___ Listed entries ___

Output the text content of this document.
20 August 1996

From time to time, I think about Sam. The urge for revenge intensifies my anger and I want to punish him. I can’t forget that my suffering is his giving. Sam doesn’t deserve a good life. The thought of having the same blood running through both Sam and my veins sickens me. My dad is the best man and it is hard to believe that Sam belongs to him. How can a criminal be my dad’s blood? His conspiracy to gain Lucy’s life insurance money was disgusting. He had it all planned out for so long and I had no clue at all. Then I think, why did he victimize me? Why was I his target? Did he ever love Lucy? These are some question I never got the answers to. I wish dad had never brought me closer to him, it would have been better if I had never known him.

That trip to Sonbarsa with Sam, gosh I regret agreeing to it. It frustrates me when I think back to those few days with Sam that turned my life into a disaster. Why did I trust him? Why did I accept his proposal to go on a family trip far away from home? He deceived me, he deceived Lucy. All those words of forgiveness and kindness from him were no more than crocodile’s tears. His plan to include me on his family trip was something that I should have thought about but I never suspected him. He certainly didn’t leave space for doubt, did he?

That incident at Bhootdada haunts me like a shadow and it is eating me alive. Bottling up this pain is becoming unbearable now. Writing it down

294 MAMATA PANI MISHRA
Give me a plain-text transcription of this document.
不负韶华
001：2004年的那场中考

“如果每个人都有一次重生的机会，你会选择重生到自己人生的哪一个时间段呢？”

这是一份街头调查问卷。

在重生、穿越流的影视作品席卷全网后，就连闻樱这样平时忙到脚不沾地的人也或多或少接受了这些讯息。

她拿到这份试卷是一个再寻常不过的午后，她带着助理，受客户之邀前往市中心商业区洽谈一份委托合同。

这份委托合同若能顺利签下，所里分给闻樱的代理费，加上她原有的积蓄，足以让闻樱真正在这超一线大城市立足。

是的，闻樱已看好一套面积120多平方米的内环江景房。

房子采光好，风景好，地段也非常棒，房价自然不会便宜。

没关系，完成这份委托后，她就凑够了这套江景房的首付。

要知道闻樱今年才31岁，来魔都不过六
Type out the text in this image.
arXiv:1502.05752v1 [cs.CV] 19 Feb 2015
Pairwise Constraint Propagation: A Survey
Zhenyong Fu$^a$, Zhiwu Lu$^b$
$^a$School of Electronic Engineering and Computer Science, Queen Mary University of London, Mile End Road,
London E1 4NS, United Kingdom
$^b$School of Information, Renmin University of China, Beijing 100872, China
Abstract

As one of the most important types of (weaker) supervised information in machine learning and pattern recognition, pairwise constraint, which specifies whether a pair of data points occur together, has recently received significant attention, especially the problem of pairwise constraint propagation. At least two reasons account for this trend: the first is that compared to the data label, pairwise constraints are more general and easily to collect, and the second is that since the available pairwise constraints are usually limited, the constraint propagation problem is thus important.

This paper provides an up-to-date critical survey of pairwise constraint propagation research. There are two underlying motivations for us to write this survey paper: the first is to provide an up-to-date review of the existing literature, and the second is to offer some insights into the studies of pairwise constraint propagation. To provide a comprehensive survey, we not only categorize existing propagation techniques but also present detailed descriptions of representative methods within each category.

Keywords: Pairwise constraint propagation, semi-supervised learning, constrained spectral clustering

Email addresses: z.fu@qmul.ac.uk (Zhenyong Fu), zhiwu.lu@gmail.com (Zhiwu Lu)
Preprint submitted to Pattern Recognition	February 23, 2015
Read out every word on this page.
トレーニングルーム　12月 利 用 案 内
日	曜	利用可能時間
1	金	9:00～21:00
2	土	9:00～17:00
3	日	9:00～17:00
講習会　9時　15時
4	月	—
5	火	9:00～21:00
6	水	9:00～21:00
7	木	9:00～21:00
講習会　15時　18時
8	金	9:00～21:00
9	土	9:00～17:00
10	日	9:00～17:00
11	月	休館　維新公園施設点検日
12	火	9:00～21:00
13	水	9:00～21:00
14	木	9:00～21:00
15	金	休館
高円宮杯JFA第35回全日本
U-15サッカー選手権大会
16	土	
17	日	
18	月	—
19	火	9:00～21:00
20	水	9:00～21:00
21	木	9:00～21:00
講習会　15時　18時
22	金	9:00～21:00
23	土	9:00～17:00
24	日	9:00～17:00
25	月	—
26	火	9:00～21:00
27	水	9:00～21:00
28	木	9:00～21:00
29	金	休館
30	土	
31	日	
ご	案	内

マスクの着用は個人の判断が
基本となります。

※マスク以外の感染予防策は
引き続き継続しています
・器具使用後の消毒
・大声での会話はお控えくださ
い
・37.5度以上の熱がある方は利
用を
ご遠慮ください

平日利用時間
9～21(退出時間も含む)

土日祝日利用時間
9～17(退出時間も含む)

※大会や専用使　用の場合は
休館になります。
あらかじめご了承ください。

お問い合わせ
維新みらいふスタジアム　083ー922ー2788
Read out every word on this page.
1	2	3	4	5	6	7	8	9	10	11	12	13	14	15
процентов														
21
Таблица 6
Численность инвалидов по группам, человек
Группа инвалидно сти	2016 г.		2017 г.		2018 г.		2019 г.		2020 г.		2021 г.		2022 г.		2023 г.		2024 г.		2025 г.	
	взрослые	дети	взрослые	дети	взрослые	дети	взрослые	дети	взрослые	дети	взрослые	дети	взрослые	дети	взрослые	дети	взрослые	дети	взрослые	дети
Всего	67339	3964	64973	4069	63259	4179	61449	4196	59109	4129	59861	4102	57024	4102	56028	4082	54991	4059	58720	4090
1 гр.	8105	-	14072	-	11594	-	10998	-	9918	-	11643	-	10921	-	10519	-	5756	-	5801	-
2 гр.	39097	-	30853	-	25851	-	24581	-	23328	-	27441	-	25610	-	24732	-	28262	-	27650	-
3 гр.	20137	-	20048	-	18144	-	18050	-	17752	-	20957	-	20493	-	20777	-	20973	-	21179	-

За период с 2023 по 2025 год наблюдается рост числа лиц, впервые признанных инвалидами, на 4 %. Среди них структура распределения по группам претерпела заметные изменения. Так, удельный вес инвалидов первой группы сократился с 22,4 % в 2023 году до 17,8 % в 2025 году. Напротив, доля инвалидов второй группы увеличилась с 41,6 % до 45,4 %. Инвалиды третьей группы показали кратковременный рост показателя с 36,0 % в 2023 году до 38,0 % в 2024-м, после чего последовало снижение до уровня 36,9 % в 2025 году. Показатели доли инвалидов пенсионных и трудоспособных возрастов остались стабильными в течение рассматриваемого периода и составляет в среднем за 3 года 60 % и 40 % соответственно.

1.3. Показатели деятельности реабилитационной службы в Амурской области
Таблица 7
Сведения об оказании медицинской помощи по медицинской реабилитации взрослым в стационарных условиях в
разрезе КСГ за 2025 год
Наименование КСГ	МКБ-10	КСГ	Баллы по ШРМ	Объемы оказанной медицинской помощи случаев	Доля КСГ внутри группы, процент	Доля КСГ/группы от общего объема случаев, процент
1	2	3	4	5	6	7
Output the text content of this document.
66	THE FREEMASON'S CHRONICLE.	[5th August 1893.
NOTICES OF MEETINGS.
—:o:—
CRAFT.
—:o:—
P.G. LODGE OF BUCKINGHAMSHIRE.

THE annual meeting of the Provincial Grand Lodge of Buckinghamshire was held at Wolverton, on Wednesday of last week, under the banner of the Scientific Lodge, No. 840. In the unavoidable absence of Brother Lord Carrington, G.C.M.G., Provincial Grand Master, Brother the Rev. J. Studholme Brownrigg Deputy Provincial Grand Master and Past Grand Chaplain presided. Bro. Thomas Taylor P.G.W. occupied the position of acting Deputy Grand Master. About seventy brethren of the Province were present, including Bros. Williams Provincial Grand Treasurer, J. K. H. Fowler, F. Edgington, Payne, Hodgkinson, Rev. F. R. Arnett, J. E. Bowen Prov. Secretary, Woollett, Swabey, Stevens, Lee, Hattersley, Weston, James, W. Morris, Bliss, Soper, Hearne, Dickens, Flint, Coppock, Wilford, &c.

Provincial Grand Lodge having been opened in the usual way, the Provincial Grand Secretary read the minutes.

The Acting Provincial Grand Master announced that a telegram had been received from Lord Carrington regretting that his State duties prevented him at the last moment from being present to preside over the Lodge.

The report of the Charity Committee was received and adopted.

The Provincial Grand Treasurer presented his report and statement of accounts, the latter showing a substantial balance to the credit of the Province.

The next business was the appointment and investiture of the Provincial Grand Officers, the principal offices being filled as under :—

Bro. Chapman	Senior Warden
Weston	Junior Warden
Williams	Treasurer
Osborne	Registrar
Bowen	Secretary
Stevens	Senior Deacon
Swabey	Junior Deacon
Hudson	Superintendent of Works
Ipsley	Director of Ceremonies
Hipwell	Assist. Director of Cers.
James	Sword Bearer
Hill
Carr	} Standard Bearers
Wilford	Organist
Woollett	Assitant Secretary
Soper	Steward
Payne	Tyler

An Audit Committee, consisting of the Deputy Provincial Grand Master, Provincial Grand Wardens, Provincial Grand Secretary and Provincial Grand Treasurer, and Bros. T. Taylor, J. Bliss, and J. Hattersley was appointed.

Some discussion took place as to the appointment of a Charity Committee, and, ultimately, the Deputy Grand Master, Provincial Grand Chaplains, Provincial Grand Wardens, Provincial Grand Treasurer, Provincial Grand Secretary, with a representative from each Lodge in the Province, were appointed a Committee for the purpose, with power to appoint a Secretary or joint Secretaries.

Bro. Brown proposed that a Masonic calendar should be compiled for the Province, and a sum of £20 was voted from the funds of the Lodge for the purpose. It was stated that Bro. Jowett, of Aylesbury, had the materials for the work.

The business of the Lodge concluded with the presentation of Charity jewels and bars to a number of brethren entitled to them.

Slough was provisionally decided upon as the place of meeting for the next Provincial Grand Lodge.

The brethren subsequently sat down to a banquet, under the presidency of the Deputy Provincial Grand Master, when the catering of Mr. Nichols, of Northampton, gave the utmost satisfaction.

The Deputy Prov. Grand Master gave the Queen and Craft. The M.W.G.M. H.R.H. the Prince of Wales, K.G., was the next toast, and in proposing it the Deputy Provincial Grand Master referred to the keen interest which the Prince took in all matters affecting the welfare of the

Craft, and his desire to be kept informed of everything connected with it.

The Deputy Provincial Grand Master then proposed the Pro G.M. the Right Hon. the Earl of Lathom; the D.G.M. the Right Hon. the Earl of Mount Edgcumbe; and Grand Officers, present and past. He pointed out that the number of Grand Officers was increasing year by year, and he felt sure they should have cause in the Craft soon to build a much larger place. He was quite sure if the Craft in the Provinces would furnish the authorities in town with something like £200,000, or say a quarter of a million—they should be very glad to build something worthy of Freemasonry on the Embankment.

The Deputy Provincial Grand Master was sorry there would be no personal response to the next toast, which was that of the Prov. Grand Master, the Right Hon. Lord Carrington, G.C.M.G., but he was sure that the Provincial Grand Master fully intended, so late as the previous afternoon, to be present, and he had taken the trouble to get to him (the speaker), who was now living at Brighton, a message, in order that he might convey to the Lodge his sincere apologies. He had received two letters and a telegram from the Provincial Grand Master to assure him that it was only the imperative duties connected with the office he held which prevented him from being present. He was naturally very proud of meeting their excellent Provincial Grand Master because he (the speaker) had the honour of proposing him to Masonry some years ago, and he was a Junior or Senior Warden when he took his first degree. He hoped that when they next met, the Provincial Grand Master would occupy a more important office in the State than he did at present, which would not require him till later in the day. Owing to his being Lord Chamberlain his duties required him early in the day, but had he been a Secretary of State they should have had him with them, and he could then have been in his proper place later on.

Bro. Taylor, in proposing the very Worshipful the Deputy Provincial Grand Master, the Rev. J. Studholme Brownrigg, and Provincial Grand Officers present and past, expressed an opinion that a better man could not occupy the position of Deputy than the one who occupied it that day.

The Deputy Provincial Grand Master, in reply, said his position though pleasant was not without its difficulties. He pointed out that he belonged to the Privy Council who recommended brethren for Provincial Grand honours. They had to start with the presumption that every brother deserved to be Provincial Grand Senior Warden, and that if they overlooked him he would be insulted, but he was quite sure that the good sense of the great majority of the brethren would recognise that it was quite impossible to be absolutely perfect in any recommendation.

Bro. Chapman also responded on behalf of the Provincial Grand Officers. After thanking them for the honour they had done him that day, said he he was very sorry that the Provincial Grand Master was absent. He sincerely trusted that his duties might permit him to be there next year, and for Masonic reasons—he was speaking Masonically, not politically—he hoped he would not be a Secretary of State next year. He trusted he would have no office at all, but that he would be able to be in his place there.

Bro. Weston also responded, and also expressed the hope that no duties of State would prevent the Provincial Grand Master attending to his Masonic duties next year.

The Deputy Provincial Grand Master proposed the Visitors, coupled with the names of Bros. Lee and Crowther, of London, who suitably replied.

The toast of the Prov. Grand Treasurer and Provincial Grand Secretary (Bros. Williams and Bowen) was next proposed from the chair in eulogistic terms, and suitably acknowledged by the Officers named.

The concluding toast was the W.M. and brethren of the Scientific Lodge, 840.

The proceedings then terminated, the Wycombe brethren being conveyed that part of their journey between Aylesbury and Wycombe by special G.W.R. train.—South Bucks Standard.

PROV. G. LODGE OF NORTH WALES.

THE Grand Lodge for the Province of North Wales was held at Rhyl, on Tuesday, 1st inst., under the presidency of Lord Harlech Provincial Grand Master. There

___

* Task objective:
Among the entries above, how many lines hold the string "Payne"? Respond with nothing but the number.

* Completed task:
2